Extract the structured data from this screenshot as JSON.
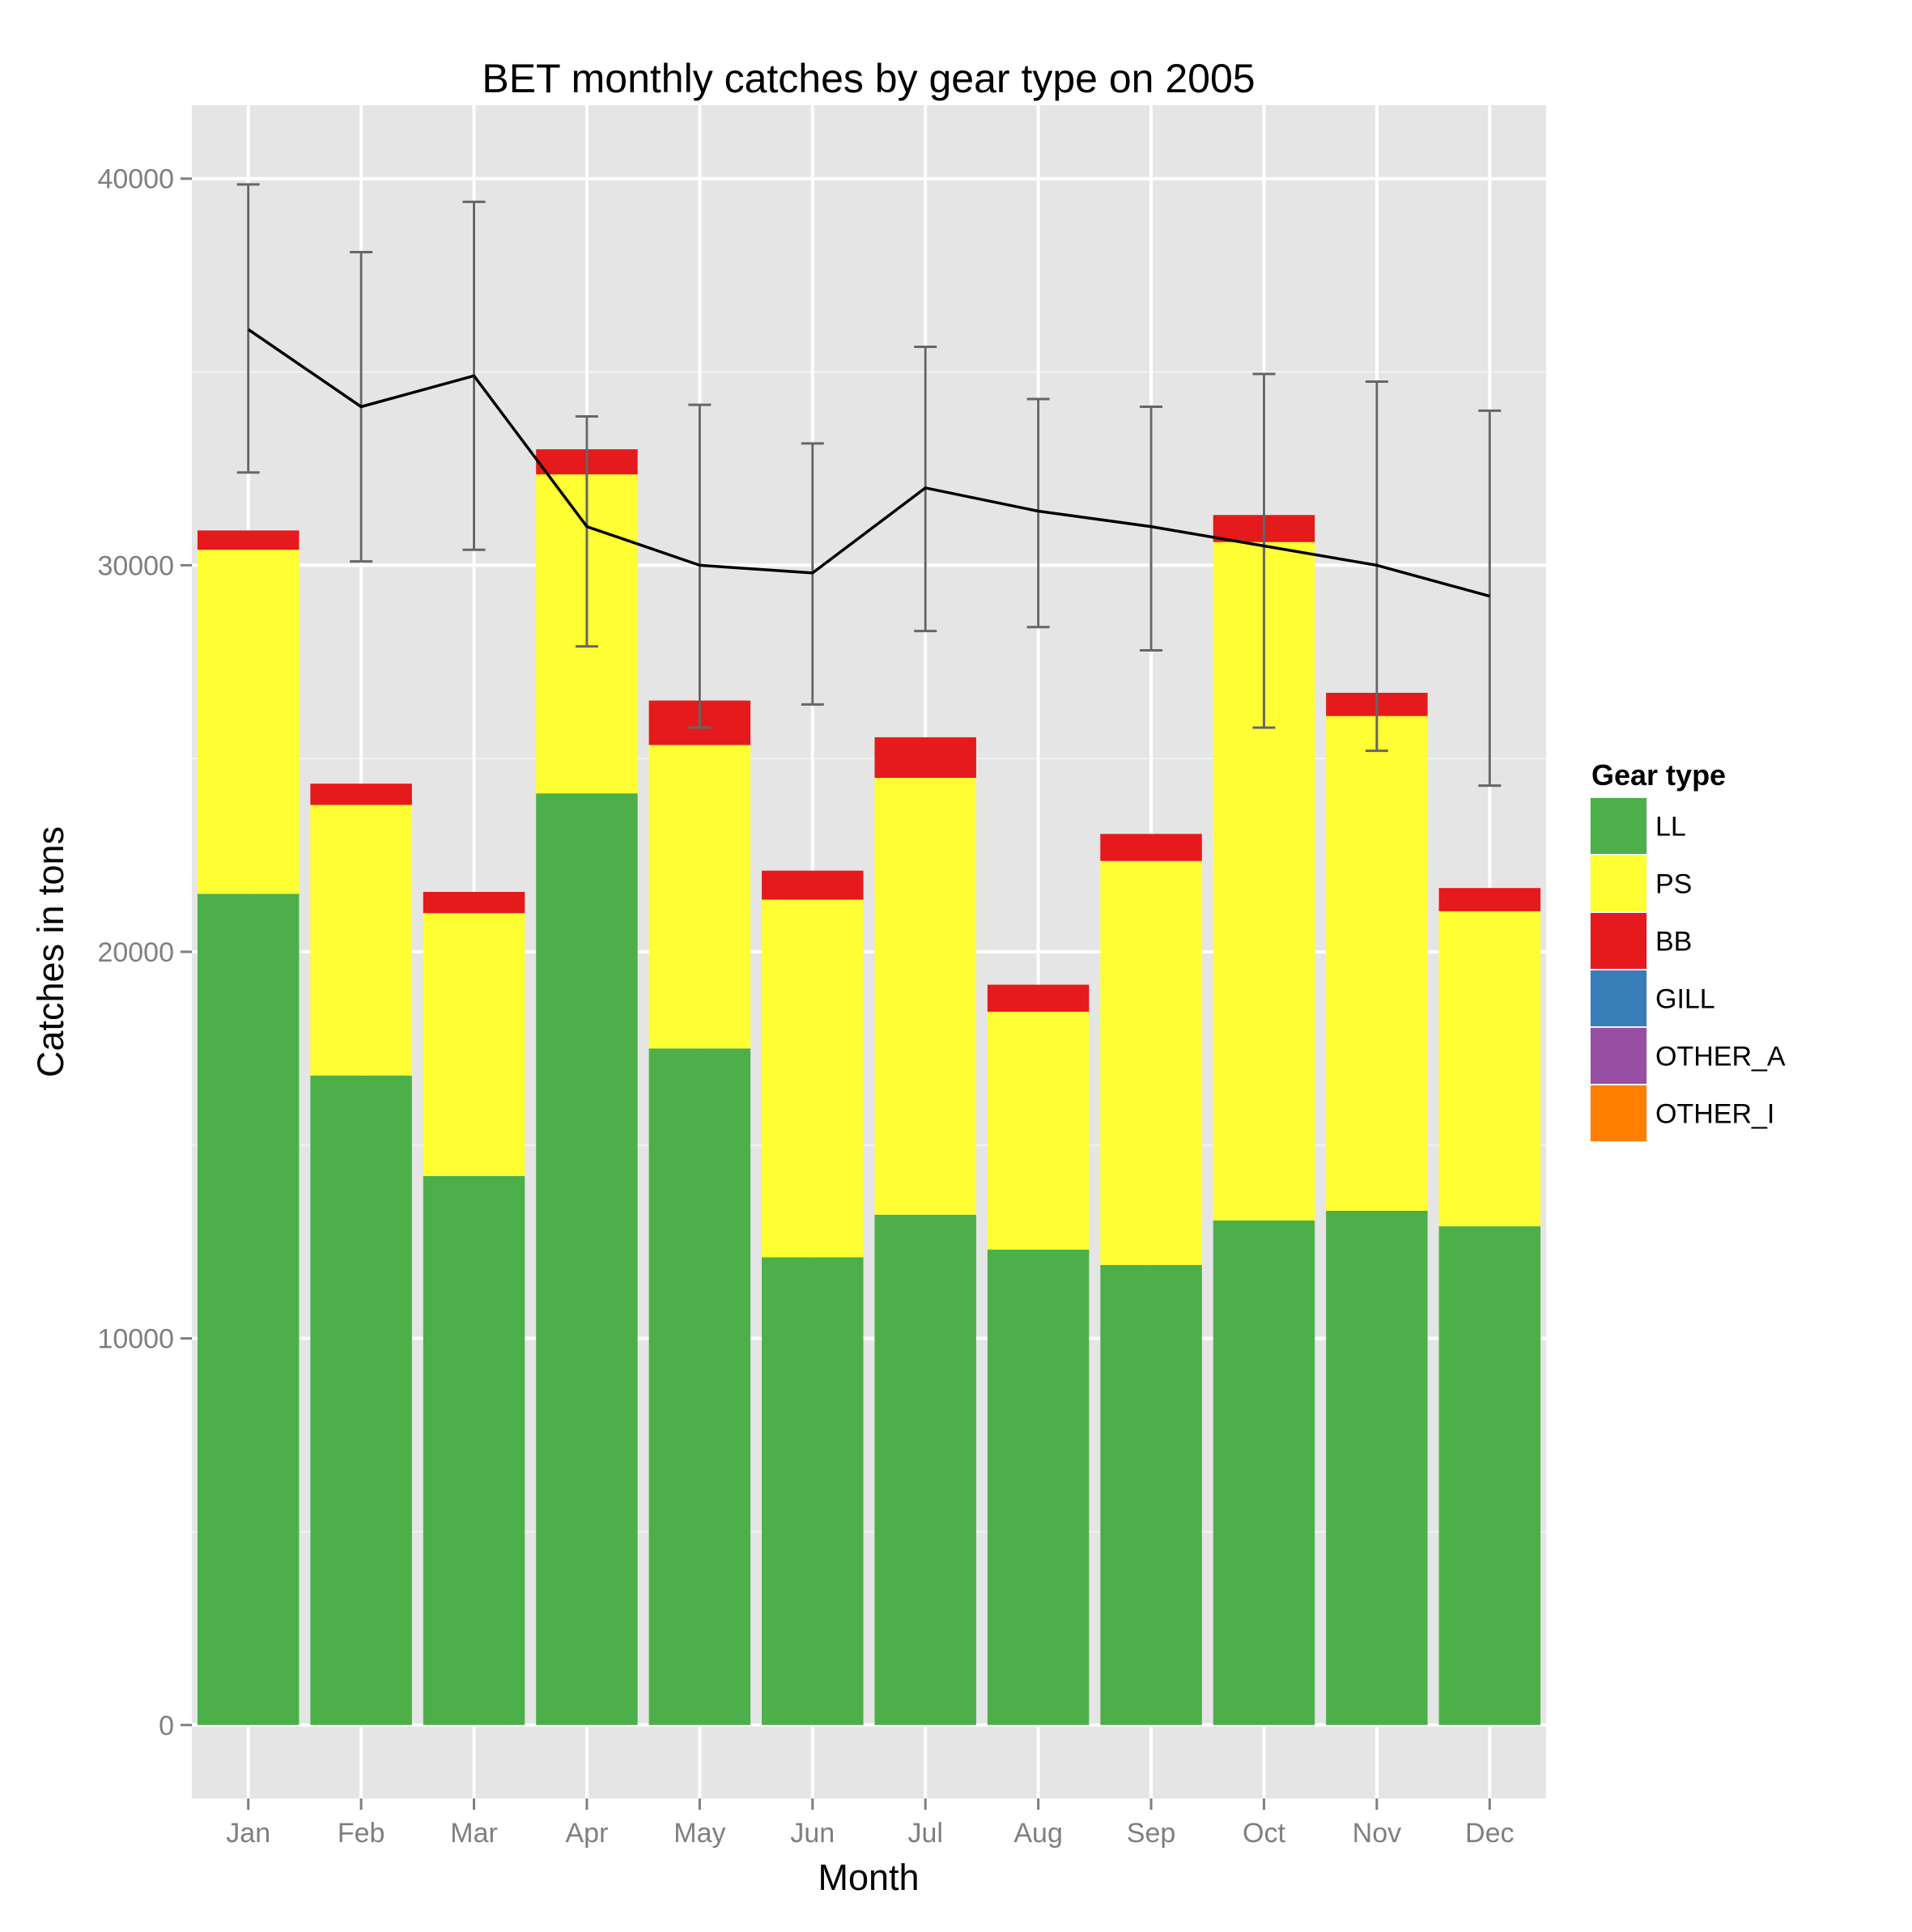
{
  "chart_data": {
    "type": "bar",
    "stacked": true,
    "title": "BET monthly catches by gear type on 2005",
    "xlabel": "Month",
    "ylabel": "Catches in tons",
    "categories": [
      "Jan",
      "Feb",
      "Mar",
      "Apr",
      "May",
      "Jun",
      "Jul",
      "Aug",
      "Sep",
      "Oct",
      "Nov",
      "Dec"
    ],
    "y_ticks": [
      "0",
      "10000",
      "20000",
      "30000",
      "40000"
    ],
    "ylim": [
      -1900,
      41900
    ],
    "grid": true,
    "legend": {
      "title": "Gear type",
      "position": "right",
      "items": [
        {
          "name": "LL",
          "color": "#4daf4a"
        },
        {
          "name": "PS",
          "color": "#ffff33"
        },
        {
          "name": "BB",
          "color": "#e41a1c"
        },
        {
          "name": "GILL",
          "color": "#377eb8"
        },
        {
          "name": "OTHER_A",
          "color": "#984ea3"
        },
        {
          "name": "OTHER_I",
          "color": "#ff7f00"
        }
      ]
    },
    "series": [
      {
        "name": "LL",
        "color": "#4daf4a",
        "values": [
          21500,
          16800,
          14200,
          24100,
          17500,
          12100,
          13200,
          12300,
          11900,
          13050,
          13300,
          12900
        ]
      },
      {
        "name": "PS",
        "color": "#ffff33",
        "values": [
          8900,
          7000,
          6800,
          8250,
          7850,
          9250,
          11300,
          6150,
          10450,
          17550,
          12800,
          8150
        ]
      },
      {
        "name": "BB",
        "color": "#e41a1c",
        "values": [
          500,
          550,
          550,
          650,
          1150,
          750,
          1050,
          700,
          700,
          700,
          600,
          600
        ]
      },
      {
        "name": "GILL",
        "color": "#377eb8",
        "values": [
          0,
          0,
          0,
          0,
          0,
          0,
          0,
          0,
          0,
          0,
          0,
          0
        ]
      },
      {
        "name": "OTHER_A",
        "color": "#984ea3",
        "values": [
          0,
          0,
          0,
          0,
          0,
          0,
          0,
          0,
          0,
          0,
          0,
          0
        ]
      },
      {
        "name": "OTHER_I",
        "color": "#ff7f00",
        "values": [
          0,
          0,
          0,
          0,
          0,
          0,
          0,
          0,
          0,
          0,
          0,
          0
        ]
      }
    ],
    "line": {
      "color": "#000000",
      "mean": [
        36100,
        34100,
        34900,
        31000,
        30000,
        29800,
        32000,
        31400,
        31000,
        30500,
        30000,
        29200
      ],
      "lower": [
        32400,
        30100,
        30400,
        27900,
        25800,
        26400,
        28300,
        28400,
        27800,
        25800,
        25200,
        24300
      ],
      "upper": [
        39850,
        38100,
        39400,
        33850,
        34150,
        33150,
        35650,
        34300,
        34100,
        34950,
        34750,
        34000
      ],
      "errorbar_color": "#666666"
    }
  }
}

━━━━━━━━━━━━━━━━━━━━

To be done: Please transcribe the material above exactly as written. Leave the pictures out.

Exercise result:
Extract the structured data from this screenshot as JSON.
{
  "chart_data": {
    "type": "bar",
    "stacked": true,
    "title": "BET monthly catches by gear type on 2005",
    "xlabel": "Month",
    "ylabel": "Catches in tons",
    "categories": [
      "Jan",
      "Feb",
      "Mar",
      "Apr",
      "May",
      "Jun",
      "Jul",
      "Aug",
      "Sep",
      "Oct",
      "Nov",
      "Dec"
    ],
    "y_ticks": [
      "0",
      "10000",
      "20000",
      "30000",
      "40000"
    ],
    "ylim": [
      -1900,
      41900
    ],
    "grid": true,
    "legend": {
      "title": "Gear type",
      "position": "right",
      "items": [
        {
          "name": "LL",
          "color": "#4daf4a"
        },
        {
          "name": "PS",
          "color": "#ffff33"
        },
        {
          "name": "BB",
          "color": "#e41a1c"
        },
        {
          "name": "GILL",
          "color": "#377eb8"
        },
        {
          "name": "OTHER_A",
          "color": "#984ea3"
        },
        {
          "name": "OTHER_I",
          "color": "#ff7f00"
        }
      ]
    },
    "series": [
      {
        "name": "LL",
        "color": "#4daf4a",
        "values": [
          21500,
          16800,
          14200,
          24100,
          17500,
          12100,
          13200,
          12300,
          11900,
          13050,
          13300,
          12900
        ]
      },
      {
        "name": "PS",
        "color": "#ffff33",
        "values": [
          8900,
          7000,
          6800,
          8250,
          7850,
          9250,
          11300,
          6150,
          10450,
          17550,
          12800,
          8150
        ]
      },
      {
        "name": "BB",
        "color": "#e41a1c",
        "values": [
          500,
          550,
          550,
          650,
          1150,
          750,
          1050,
          700,
          700,
          700,
          600,
          600
        ]
      },
      {
        "name": "GILL",
        "color": "#377eb8",
        "values": [
          0,
          0,
          0,
          0,
          0,
          0,
          0,
          0,
          0,
          0,
          0,
          0
        ]
      },
      {
        "name": "OTHER_A",
        "color": "#984ea3",
        "values": [
          0,
          0,
          0,
          0,
          0,
          0,
          0,
          0,
          0,
          0,
          0,
          0
        ]
      },
      {
        "name": "OTHER_I",
        "color": "#ff7f00",
        "values": [
          0,
          0,
          0,
          0,
          0,
          0,
          0,
          0,
          0,
          0,
          0,
          0
        ]
      }
    ],
    "line": {
      "color": "#000000",
      "mean": [
        36100,
        34100,
        34900,
        31000,
        30000,
        29800,
        32000,
        31400,
        31000,
        30500,
        30000,
        29200
      ],
      "lower": [
        32400,
        30100,
        30400,
        27900,
        25800,
        26400,
        28300,
        28400,
        27800,
        25800,
        25200,
        24300
      ],
      "upper": [
        39850,
        38100,
        39400,
        33850,
        34150,
        33150,
        35650,
        34300,
        34100,
        34950,
        34750,
        34000
      ],
      "errorbar_color": "#666666"
    }
  }
}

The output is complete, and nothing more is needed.